**ZU PRÜFENDER TEXT**

Eine Anekdote aus dem gestrigen Talk mit Florian Wüthrich bei «Chäs, Brot, Wy – und mini Gschicht mit Gott» beweist, dass dies tatsächlich möglich ist: Er erzählte, wie eine Mitarbeiterin im Lokalradio ab dem ersten Tag die Stimmung im Team veränderte.

Eine Person kann den Unterschied machen – und so vielleicht den entscheidenden Beitrag leisten, damit Träume wahr werden.

Bist du diese Person?

Glücksaufgabe

Auf dem Buchdeckel meines aktuellen Tagebuchs steht «If you can dream it, you can do it.» (Wenn du es träumen kannst, kannst du es tun.)

Ich weiss selbst, dass dieses Zitat aus dem Hause Walt Disney in die Kategorie «schöne Kalendersprüche» gehört und nicht immer hilfreich ist.

Und trotzdem: Wo kann ich dazu beitragen, dass Träume wahr werden?

Wie glücklich sind wir denn heute?

Hast du es gemerkt? Gestern war es wieder so weit: Der internationale Tag des Glücks wurde begangen. Und wie glücklich warst du gestern, bist du aktuell?

Mein Tag startete nach einer, wegen nächtlicher Diskussion und frühmorgendlichem Gedankenkarussell, viel zu kurzen Nacht. Kein optimaler Start in den Glückstag.

Doch unverhofft kam es am Frühstückstisch zu einer witzigen Unterhaltung, die uns von YB-Fans via woke Themen über das trumpische Patriarchat und weissen Männern zum Samichlous führte. Was für ein Glücksmoment: ernsthaft und humorvoll diskutieren als Familien-WG.

Dieser kurze Moment hat mich grad unheimlich dankbar gemacht, ja, glücklich gemacht. Trotz grossen Baustellen (um nicht schon wieder das Wort Krisen zu gebrauchen) in der grossen weiten Welt und in meiner kleinen Welt, gibt es diese unbeschwerten Augenblicke.

Diese paar Minuten am Frühstückstisch blieben die schönsten des Tages. Doch das Nebeneinander von empfundenem Glück & Freude und Trauer & Ohnmacht zog sich bei mir wie ein roter Faden durch den Glückstag: Ermutigende Nachrichten von Herzensmenschen hier, quälende Zukunftsfragen dort. Aus dem UG meines Arbeitsplatzes ist fröhlicher Kinderlärm der GschichteChischte (Happy Kids) zu vernehmen, während mich telefonisch die Todesnachricht eines Teilnehmers einer kürzlichen Gesprächsgruppe erreicht. Es folgen schöne Interaktionen mit drei Generationen an der wunderBar, später erfahre ich von der Erschöpfung eines Freundes.

**DATENTEIL**
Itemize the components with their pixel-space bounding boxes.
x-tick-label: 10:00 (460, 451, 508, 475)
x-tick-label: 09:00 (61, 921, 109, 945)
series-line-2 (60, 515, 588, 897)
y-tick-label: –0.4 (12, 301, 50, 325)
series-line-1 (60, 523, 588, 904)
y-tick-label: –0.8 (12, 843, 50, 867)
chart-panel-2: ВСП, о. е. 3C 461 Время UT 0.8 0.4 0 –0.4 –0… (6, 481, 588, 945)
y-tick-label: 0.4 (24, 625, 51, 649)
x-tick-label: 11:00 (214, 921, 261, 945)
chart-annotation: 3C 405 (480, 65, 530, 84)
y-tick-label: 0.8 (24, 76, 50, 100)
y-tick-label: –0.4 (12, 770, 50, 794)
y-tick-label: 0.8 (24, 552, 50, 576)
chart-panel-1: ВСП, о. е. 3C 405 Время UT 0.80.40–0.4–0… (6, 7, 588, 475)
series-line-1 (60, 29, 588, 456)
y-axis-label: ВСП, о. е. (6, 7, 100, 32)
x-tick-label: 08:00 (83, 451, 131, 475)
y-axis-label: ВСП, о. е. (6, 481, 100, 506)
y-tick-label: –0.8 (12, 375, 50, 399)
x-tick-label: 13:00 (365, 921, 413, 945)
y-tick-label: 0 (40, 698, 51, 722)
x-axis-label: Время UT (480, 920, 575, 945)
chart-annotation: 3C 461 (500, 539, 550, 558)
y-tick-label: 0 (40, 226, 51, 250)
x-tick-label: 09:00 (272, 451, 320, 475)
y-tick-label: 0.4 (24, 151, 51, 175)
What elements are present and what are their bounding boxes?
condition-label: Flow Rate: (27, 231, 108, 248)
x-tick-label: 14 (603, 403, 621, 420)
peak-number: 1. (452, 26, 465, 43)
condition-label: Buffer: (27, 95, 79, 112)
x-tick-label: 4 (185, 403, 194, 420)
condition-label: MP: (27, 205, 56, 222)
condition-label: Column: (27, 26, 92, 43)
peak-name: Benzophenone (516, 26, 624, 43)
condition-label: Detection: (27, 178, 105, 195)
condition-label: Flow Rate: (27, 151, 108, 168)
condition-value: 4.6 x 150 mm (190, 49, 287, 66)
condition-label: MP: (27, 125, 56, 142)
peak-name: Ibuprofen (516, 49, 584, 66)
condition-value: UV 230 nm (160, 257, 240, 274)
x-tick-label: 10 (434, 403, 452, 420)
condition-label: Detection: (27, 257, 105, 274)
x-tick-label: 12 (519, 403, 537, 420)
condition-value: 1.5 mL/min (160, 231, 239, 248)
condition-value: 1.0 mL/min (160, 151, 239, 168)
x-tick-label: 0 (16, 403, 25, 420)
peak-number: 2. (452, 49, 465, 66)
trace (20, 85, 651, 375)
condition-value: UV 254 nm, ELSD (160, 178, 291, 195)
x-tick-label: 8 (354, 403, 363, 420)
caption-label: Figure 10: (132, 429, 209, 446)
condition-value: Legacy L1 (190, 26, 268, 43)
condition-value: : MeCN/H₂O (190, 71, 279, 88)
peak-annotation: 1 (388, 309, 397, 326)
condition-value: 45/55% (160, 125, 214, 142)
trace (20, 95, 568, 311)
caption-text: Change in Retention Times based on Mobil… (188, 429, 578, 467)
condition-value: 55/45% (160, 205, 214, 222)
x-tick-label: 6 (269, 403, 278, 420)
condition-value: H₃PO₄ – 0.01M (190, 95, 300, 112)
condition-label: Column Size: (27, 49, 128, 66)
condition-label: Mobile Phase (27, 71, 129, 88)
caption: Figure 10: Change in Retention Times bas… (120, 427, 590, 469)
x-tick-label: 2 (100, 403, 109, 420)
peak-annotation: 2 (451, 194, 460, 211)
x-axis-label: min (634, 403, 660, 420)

**PROBLEME UND AUFGABEN**
A. Gib im Text zum Tag des Glücks den Absatz, der mit „Diese paar Minuten am Frühstückstisch“ beginnt, kürzer oder als Liste wieder und behalte dabei seine wichtigsten Fakten bei.
B. Wiederhole wortgetreu den Teil des Textes zum Tag des Glücks, der mit den Worten „Ich weiss selbst, dass“ anfängt und mit „Träume wahr werden?“ endet.
Die Datensätze haben mit dem Text nichts zu tun.

**ANTWORTEN JE AUFGABE**
A.
Die Minuten am Frühstückstisch blieben die schönsten des Tages. Danach wechselten sich am Glückstag Glück und Freude mit Trauer und Ohnmacht ab:
- ermutigende Nachrichten von Herzensmenschen, dazu quälende Zukunftsfragen
- fröhlicher Kinderlärm der GschichteChischte (Happy Kids) aus dem UG des Arbeitsplatzes, während telefonisch die Todesnachricht eines Teilnehmers einer kürzlichen Gesprächsgruppe eintrifft
- schöne Interaktionen mit drei Generationen an der wunderBar, später die Nachricht von der Erschöpfung eines Freundes

B.
Ich weiss selbst, dass dieses Zitat aus dem Hause Walt Disney in die Kategorie «schöne Kalendersprüche» gehört und nicht immer hilfreich ist.

Und trotzdem: Wo kann ich dazu beitragen, dass Träume wahr werden?